**Directive:** Restate each line word for word. Leave out every picture.

+++

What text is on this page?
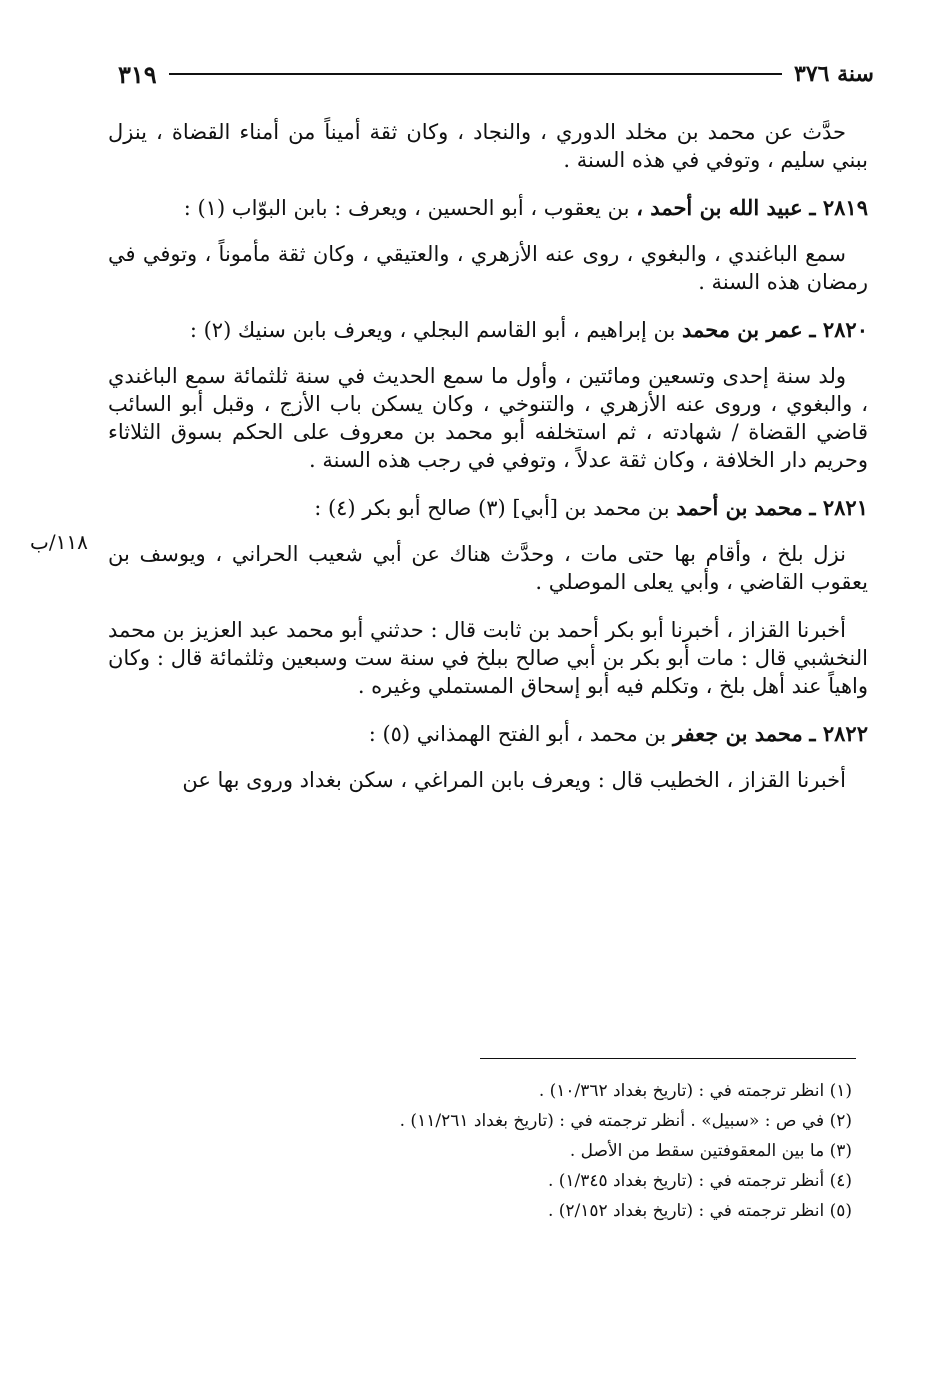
سنة ٣٧٦
٣١٩

حدَّث عن محمد بن مخلد الدوري ، والنجاد ، وكان ثقة أميناً من أمناء القضاة ، ينزل ببني سليم ، وتوفي في هذه السنة .

٢٨١٩ ـ عبيد الله بن أحمد ، بن يعقوب ، أبو الحسين ، ويعرف : بابن البوّاب (١) :

سمع الباغندي ، والبغوي ، روى عنه الأزهري ، والعتيقي ، وكان ثقة مأموناً ، وتوفي في رمضان هذه السنة .

٢٨٢٠ ـ عمر بن محمد بن إبراهيم ، أبو القاسم البجلي ، ويعرف بابن سنيك (٢) :

ولد سنة إحدى وتسعين ومائتين ، وأول ما سمع الحديث في سنة ثلثمائة سمع الباغندي ، والبغوي ، وروى عنه الأزهري ، والتنوخي ، وكان يسكن باب الأزج ، وقبل أبو السائب قاضي القضاة / شهادته ، ثم استخلفه أبو محمد بن معروف على الحكم بسوق الثلاثاء وحريم دار الخلافة ، وكان ثقة عدلاً ، وتوفي في رجب هذه السنة .

٢٨٢١ ـ محمد بن أحمد بن محمد بن [أبي] (٣) صالح أبو بكر (٤) :

نزل بلخ ، وأقام بها حتى مات ، وحدَّث هناك عن أبي شعيب الحراني ، ويوسف بن يعقوب القاضي ، وأبي يعلى الموصلي .

أخبرنا القزاز ، أخبرنا أبو بكر أحمد بن ثابت قال : حدثني أبو محمد عبد العزيز بن محمد النخشبي قال : مات أبو بكر بن أبي صالح ببلخ في سنة ست وسبعين وثلثمائة قال : وكان واهياً عند أهل بلخ ، وتكلم فيه أبو إسحاق المستملي وغيره .

٢٨٢٢ ـ محمد بن جعفر بن محمد ، أبو الفتح الهمذاني (٥) :

أخبرنا القزاز ، الخطيب قال : ويعرف بابن المراغي ، سكن بغداد وروى بها عن

١١٨/ب
(١) انظر ترجمته في : (تاريخ بغداد ١٠/٣٦٢) .
(٢) في ص : «سبيل» . أنظر ترجمته في : (تاريخ بغداد ١١/٢٦١) .
(٣) ما بين المعقوفتين سقط من الأصل .
(٤) أنظر ترجمته في : (تاريخ بغداد ١/٣٤٥) .
(٥) انظر ترجمته في : (تاريخ بغداد ٢/١٥٢) .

+++

**Written solution:**
What text is on this page?
سنة ٣٧٦
٣١٩

حدَّث عن محمد بن مخلد الدوري ، والنجاد ، وكان ثقة أميناً من أمناء القضاة ، ينزل ببني سليم ، وتوفي في هذه السنة .

٢٨١٩ ـ عبيد الله بن أحمد ، بن يعقوب ، أبو الحسين ، ويعرف : بابن البوّاب (١) :

سمع الباغندي ، والبغوي ، روى عنه الأزهري ، والعتيقي ، وكان ثقة مأموناً ، وتوفي في رمضان هذه السنة .

٢٨٢٠ ـ عمر بن محمد بن إبراهيم ، أبو القاسم البجلي ، ويعرف بابن سنيك (٢) :

ولد سنة إحدى وتسعين ومائتين ، وأول ما سمع الحديث في سنة ثلثمائة سمع الباغندي ، والبغوي ، وروى عنه الأزهري ، والتنوخي ، وكان يسكن باب الأزج ، وقبل أبو السائب قاضي القضاة / شهادته ، ثم استخلفه أبو محمد بن معروف على الحكم بسوق الثلاثاء وحريم دار الخلافة ، وكان ثقة عدلاً ، وتوفي في رجب هذه السنة .

٢٨٢١ ـ محمد بن أحمد بن محمد بن [أبي] (٣) صالح أبو بكر (٤) :

نزل بلخ ، وأقام بها حتى مات ، وحدَّث هناك عن أبي شعيب الحراني ، ويوسف بن يعقوب القاضي ، وأبي يعلى الموصلي .

أخبرنا القزاز ، أخبرنا أبو بكر أحمد بن ثابت قال : حدثني أبو محمد عبد العزيز بن محمد النخشبي قال : مات أبو بكر بن أبي صالح ببلخ في سنة ست وسبعين وثلثمائة قال : وكان واهياً عند أهل بلخ ، وتكلم فيه أبو إسحاق المستملي وغيره .

٢٨٢٢ ـ محمد بن جعفر بن محمد ، أبو الفتح الهمذاني (٥) :

أخبرنا القزاز ، الخطيب قال : ويعرف بابن المراغي ، سكن بغداد وروى بها عن

١١٨/ب
(١) انظر ترجمته في : (تاريخ بغداد ١٠/٣٦٢) .
(٢) في ص : «سبيل» . أنظر ترجمته في : (تاريخ بغداد ١١/٢٦١) .
(٣) ما بين المعقوفتين سقط من الأصل .
(٤) أنظر ترجمته في : (تاريخ بغداد ١/٣٤٥) .
(٥) انظر ترجمته في : (تاريخ بغداد ٢/١٥٢) .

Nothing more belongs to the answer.